> TO DO: Find the string "الرحمن" in the records. Copy every line it appears in.

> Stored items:
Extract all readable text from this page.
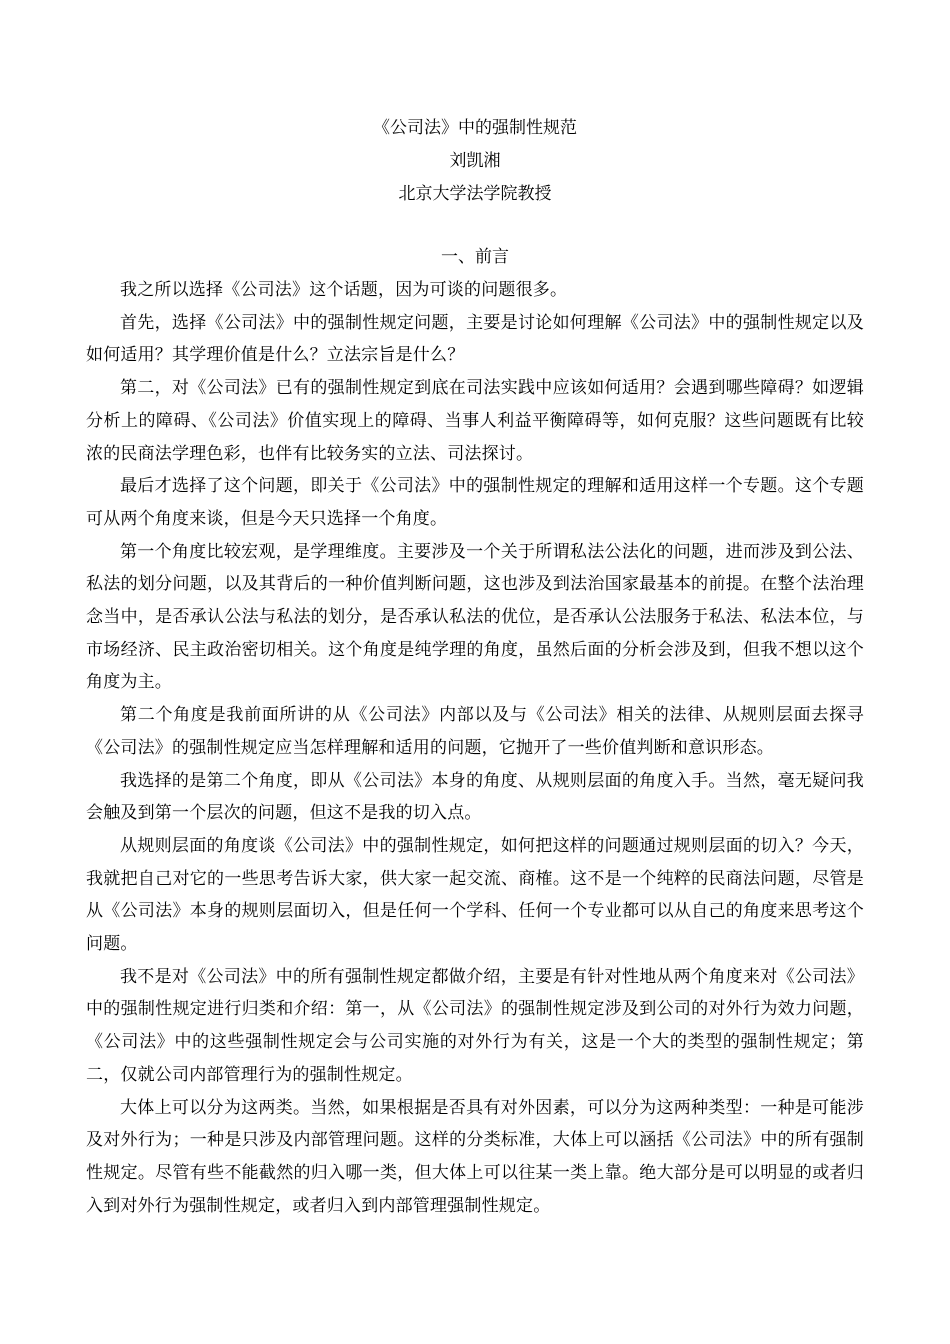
《公司法》中的强制性规范

刘凯湘

北京大学法学院教授

一、前言

我之所以选择《公司法》这个话题，因为可谈的问题很多。

首先，选择《公司法》中的强制性规定问题，主要是讨论如何理解《公司法》中的强制性规定以及如何适用？其学理价值是什么？立法宗旨是什么？

第二，对《公司法》已有的强制性规定到底在司法实践中应该如何适用？会遇到哪些障碍？如逻辑分析上的障碍、《公司法》价值实现上的障碍、当事人利益平衡障碍等，如何克服？这些问题既有比较浓的民商法学理色彩，也伴有比较务实的立法、司法探讨。

最后才选择了这个问题，即关于《公司法》中的强制性规定的理解和适用这样一个专题。这个专题可从两个角度来谈，但是今天只选择一个角度。

第一个角度比较宏观，是学理维度。主要涉及一个关于所谓私法公法化的问题，进而涉及到公法、私法的划分问题，以及其背后的一种价值判断问题，这也涉及到法治国家最基本的前提。在整个法治理念当中，是否承认公法与私法的划分，是否承认私法的优位，是否承认公法服务于私法、私法本位，与市场经济、民主政治密切相关。这个角度是纯学理的角度，虽然后面的分析会涉及到，但我不想以这个角度为主。

第二个角度是我前面所讲的从《公司法》内部以及与《公司法》相关的法律、从规则层面去探寻《公司法》的强制性规定应当怎样理解和适用的问题，它抛开了一些价值判断和意识形态。

我选择的是第二个角度，即从《公司法》本身的角度、从规则层面的角度入手。当然，毫无疑问我会触及到第一个层次的问题，但这不是我的切入点。

从规则层面的角度谈《公司法》中的强制性规定，如何把这样的问题通过规则层面的切入？今天，我就把自己对它的一些思考告诉大家，供大家一起交流、商榷。这不是一个纯粹的民商法问题，尽管是从《公司法》本身的规则层面切入，但是任何一个学科、任何一个专业都可以从自己的角度来思考这个问题。

我不是对《公司法》中的所有强制性规定都做介绍，主要是有针对性地从两个角度来对《公司法》中的强制性规定进行归类和介绍：第一，从《公司法》的强制性规定涉及到公司的对外行为效力问题，《公司法》中的这些强制性规定会与公司实施的对外行为有关，这是一个大的类型的强制性规定；第二，仅就公司内部管理行为的强制性规定。

大体上可以分为这两类。当然，如果根据是否具有对外因素，可以分为这两种类型：一种是可能涉及对外行为；一种是只涉及内部管理问题。这样的分类标准，大体上可以涵括《公司法》中的所有强制性规定。尽管有些不能截然的归入哪一类，但大体上可以往某一类上靠。绝大部分是可以明显的或者归入到对外行为强制性规定，或者归入到内部管理强制性规定。
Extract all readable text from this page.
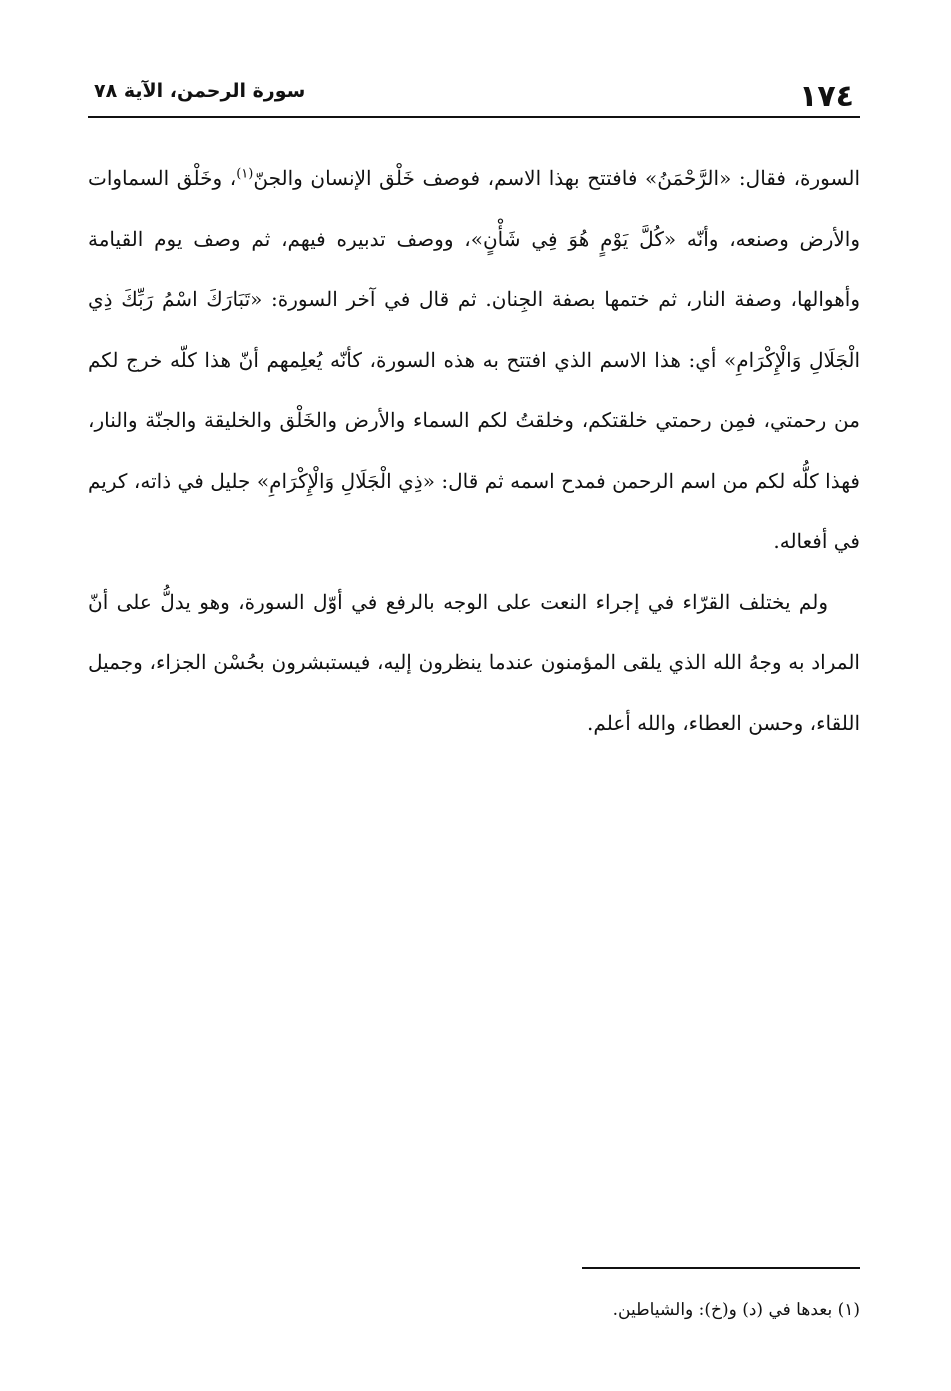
١٧٤
سورة الرحمن، الآية ٧٨

السورة، فقال: «الرَّحْمَنُ» فافتتح بهذا الاسم، فوصف خَلْق الإنسان والجنّ$^{(١)}$، وخَلْق السماوات والأرض وصنعه، وأنّه «كُلَّ يَوْمٍ هُوَ فِي شَأْنٍ»، ووصف تدبيره فيهم، ثم وصف يوم القيامة وأهوالها، وصفة النار، ثم ختمها بصفة الجِنان. ثم قال في آخر السورة: «تَبَارَكَ اسْمُ رَبِّكَ ذِي الْجَلَالِ وَالْإِكْرَامِ» أي: هذا الاسم الذي افتتح به هذه السورة، كأنّه يُعلِمهم أنّ هذا كلّه خرج لكم من رحمتي، فمِن رحمتي خلقتكم، وخلقتُ لكم السماء والأرض والخَلْق والخليقة والجنّة والنار، فهذا كلُّه لكم من اسم الرحمن فمدح اسمه ثم قال: «ذِي الْجَلَالِ وَالْإِكْرَامِ» جليل في ذاته، كريم في أفعاله.

ولم يختلف القرّاء في إجراء النعت على الوجه بالرفع في أوّل السورة، وهو يدلُّ على أنّ المراد به وجهُ الله الذي يلقى المؤمنون عندما ينظرون إليه، فيستبشرون بحُسْن الجزاء، وجميل اللقاء، وحسن العطاء، والله أعلم.

(١) بعدها في (د) و(خ): والشياطين.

> TASK ANSWER:
سورة الرحمن، الآية ٧٨
السورة، فقال: «الرَّحْمَنُ» فافتتح بهذا الاسم، فوصف خَلْق الإنسان والجنّ$^{(١)}$، وخَلْق السماوات والأرض وصنعه، وأنّه «كُلَّ يَوْمٍ هُوَ فِي شَأْنٍ»، ووصف تدبيره فيهم، ثم وصف يوم القيامة وأهوالها، وصفة النار، ثم ختمها بصفة الجِنان. ثم قال في آخر السورة: «تَبَارَكَ اسْمُ رَبِّكَ ذِي الْجَلَالِ وَالْإِكْرَامِ» أي: هذا الاسم الذي افتتح به هذه السورة، كأنّه يُعلِمهم أنّ هذا كلّه خرج لكم من رحمتي، فمِن رحمتي خلقتكم، وخلقتُ لكم السماء والأرض والخَلْق والخليقة والجنّة والنار، فهذا كلُّه لكم من اسم الرحمن فمدح اسمه ثم قال: «ذِي الْجَلَالِ وَالْإِكْرَامِ» جليل في ذاته، كريم في أفعاله.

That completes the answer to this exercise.